» **Records to process**
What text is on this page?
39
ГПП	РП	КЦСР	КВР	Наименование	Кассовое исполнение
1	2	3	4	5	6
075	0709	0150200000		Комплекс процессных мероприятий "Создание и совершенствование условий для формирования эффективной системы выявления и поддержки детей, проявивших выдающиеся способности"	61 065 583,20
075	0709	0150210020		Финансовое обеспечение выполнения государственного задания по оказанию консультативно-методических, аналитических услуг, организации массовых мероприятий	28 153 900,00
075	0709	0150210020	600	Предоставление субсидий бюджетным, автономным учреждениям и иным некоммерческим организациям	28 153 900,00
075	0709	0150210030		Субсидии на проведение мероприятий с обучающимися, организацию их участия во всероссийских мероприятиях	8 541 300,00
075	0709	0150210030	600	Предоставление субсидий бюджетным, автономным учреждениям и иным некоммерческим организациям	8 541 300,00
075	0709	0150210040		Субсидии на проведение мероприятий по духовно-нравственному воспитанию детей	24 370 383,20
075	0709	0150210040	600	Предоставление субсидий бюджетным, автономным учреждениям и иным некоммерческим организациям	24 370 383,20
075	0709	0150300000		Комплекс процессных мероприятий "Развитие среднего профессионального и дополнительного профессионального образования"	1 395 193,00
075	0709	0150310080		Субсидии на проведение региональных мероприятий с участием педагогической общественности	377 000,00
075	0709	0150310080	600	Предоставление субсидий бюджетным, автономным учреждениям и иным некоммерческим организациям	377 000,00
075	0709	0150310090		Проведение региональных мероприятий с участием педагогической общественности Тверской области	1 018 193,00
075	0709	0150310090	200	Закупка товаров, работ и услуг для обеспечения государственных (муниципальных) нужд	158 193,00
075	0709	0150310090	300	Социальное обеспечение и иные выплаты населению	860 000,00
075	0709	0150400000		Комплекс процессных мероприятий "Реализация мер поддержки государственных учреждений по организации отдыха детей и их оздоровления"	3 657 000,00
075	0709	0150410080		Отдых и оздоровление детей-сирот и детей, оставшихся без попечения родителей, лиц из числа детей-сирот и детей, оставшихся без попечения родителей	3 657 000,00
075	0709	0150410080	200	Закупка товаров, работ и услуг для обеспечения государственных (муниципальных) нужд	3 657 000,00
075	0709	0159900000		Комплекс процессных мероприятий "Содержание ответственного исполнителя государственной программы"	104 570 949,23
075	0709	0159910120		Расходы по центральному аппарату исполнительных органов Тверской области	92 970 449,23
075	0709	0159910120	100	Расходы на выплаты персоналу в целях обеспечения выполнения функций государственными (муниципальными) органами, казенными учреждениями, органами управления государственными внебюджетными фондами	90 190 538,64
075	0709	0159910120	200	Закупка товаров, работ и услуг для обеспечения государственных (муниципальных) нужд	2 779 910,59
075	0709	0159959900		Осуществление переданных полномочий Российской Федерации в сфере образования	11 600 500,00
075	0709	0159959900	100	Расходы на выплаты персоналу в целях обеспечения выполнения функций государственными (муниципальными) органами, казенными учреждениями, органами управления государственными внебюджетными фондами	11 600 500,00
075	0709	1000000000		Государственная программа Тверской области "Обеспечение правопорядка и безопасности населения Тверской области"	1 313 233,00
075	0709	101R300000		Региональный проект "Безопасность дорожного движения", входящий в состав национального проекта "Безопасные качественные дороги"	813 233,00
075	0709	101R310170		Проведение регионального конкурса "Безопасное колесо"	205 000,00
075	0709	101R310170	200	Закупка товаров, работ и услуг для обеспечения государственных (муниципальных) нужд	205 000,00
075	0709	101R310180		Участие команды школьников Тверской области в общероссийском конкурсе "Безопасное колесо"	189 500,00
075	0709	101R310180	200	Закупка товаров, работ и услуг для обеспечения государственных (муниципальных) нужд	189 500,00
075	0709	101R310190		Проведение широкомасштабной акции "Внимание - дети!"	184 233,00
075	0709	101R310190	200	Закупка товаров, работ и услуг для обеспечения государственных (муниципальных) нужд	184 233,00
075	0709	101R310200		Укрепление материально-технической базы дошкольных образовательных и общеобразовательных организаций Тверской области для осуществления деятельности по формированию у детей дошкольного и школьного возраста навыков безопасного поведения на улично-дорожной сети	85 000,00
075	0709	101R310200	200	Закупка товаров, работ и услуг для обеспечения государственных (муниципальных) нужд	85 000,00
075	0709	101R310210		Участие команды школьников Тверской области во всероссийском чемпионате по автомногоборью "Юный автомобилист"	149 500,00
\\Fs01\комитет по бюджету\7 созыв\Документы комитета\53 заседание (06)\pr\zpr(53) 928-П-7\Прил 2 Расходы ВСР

» **Required task**
Transcribe the whole listing exactly.

» **Result of this task**
What text is on this page?
39
ГПП	РП	КЦСР	КВР	Наименование	Кассовое исполнение
1	2	3	4	5	6
075	0709	0150200000		Комплекс процессных мероприятий "Создание и совершенствование условий для формирования эффективной системы выявления и поддержки детей, проявивших выдающиеся способности"	61 065 583,20
075	0709	0150210020		Финансовое обеспечение выполнения государственного задания по оказанию консультативно-методических, аналитических услуг, организации массовых мероприятий	28 153 900,00
075	0709	0150210020	600	Предоставление субсидий бюджетным, автономным учреждениям и иным некоммерческим организациям	28 153 900,00
075	0709	0150210030		Субсидии на проведение мероприятий с обучающимися, организацию их участия во всероссийских мероприятиях	8 541 300,00
075	0709	0150210030	600	Предоставление субсидий бюджетным, автономным учреждениям и иным некоммерческим организациям	8 541 300,00
075	0709	0150210040		Субсидии на проведение мероприятий по духовно-нравственному воспитанию детей	24 370 383,20
075	0709	0150210040	600	Предоставление субсидий бюджетным, автономным учреждениям и иным некоммерческим организациям	24 370 383,20
075	0709	0150300000		Комплекс процессных мероприятий "Развитие среднего профессионального и дополнительного профессионального образования"	1 395 193,00
075	0709	0150310080		Субсидии на проведение региональных мероприятий с участием педагогической общественности	377 000,00
075	0709	0150310080	600	Предоставление субсидий бюджетным, автономным учреждениям и иным некоммерческим организациям	377 000,00
075	0709	0150310090		Проведение региональных мероприятий с участием педагогической общественности Тверской области	1 018 193,00
075	0709	0150310090	200	Закупка товаров, работ и услуг для обеспечения государственных (муниципальных) нужд	158 193,00
075	0709	0150310090	300	Социальное обеспечение и иные выплаты населению	860 000,00
075	0709	0150400000		Комплекс процессных мероприятий "Реализация мер поддержки государственных учреждений по организации отдыха детей и их оздоровления"	3 657 000,00
075	0709	0150410080		Отдых и оздоровление детей-сирот и детей, оставшихся без попечения родителей, лиц из числа детей-сирот и детей, оставшихся без попечения родителей	3 657 000,00
075	0709	0150410080	200	Закупка товаров, работ и услуг для обеспечения государственных (муниципальных) нужд	3 657 000,00
075	0709	0159900000		Комплекс процессных мероприятий "Содержание ответственного исполнителя государственной программы"	104 570 949,23
075	0709	0159910120		Расходы по центральному аппарату исполнительных органов Тверской области	92 970 449,23
075	0709	0159910120	100	Расходы на выплаты персоналу в целях обеспечения выполнения функций государственными (муниципальными) органами, казенными учреждениями, органами управления государственными внебюджетными фондами	90 190 538,64
075	0709	0159910120	200	Закупка товаров, работ и услуг для обеспечения государственных (муниципальных) нужд	2 779 910,59
075	0709	0159959900		Осуществление переданных полномочий Российской Федерации в сфере образования	11 600 500,00
075	0709	0159959900	100	Расходы на выплаты персоналу в целях обеспечения выполнения функций государственными (муниципальными) органами, казенными учреждениями, органами управления государственными внебюджетными фондами	11 600 500,00
075	0709	1000000000		Государственная программа Тверской области "Обеспечение правопорядка и безопасности населения Тверской области"	1 313 233,00
075	0709	101R300000		Региональный проект "Безопасность дорожного движения", входящий в состав национального проекта "Безопасные качественные дороги"	813 233,00
075	0709	101R310170		Проведение регионального конкурса "Безопасное колесо"	205 000,00
075	0709	101R310170	200	Закупка товаров, работ и услуг для обеспечения государственных (муниципальных) нужд	205 000,00
075	0709	101R310180		Участие команды школьников Тверской области в общероссийском конкурсе "Безопасное колесо"	189 500,00
075	0709	101R310180	200	Закупка товаров, работ и услуг для обеспечения государственных (муниципальных) нужд	189 500,00
075	0709	101R310190		Проведение широкомасштабной акции "Внимание - дети!"	184 233,00
075	0709	101R310190	200	Закупка товаров, работ и услуг для обеспечения государственных (муниципальных) нужд	184 233,00
075	0709	101R310200		Укрепление материально-технической базы дошкольных образовательных и общеобразовательных организаций Тверской области для осуществления деятельности по формированию у детей дошкольного и школьного возраста навыков безопасного поведения на улично-дорожной сети	85 000,00
075	0709	101R310200	200	Закупка товаров, работ и услуг для обеспечения государственных (муниципальных) нужд	85 000,00
075	0709	101R310210		Участие команды школьников Тверской области во всероссийском чемпионате по автомногоборью "Юный автомобилист"	149 500,00
\\Fs01\комитет по бюджету\7 созыв\Документы комитета\53 заседание (06)\pr\zpr(53) 928-П-7\Прил 2 Расходы ВСР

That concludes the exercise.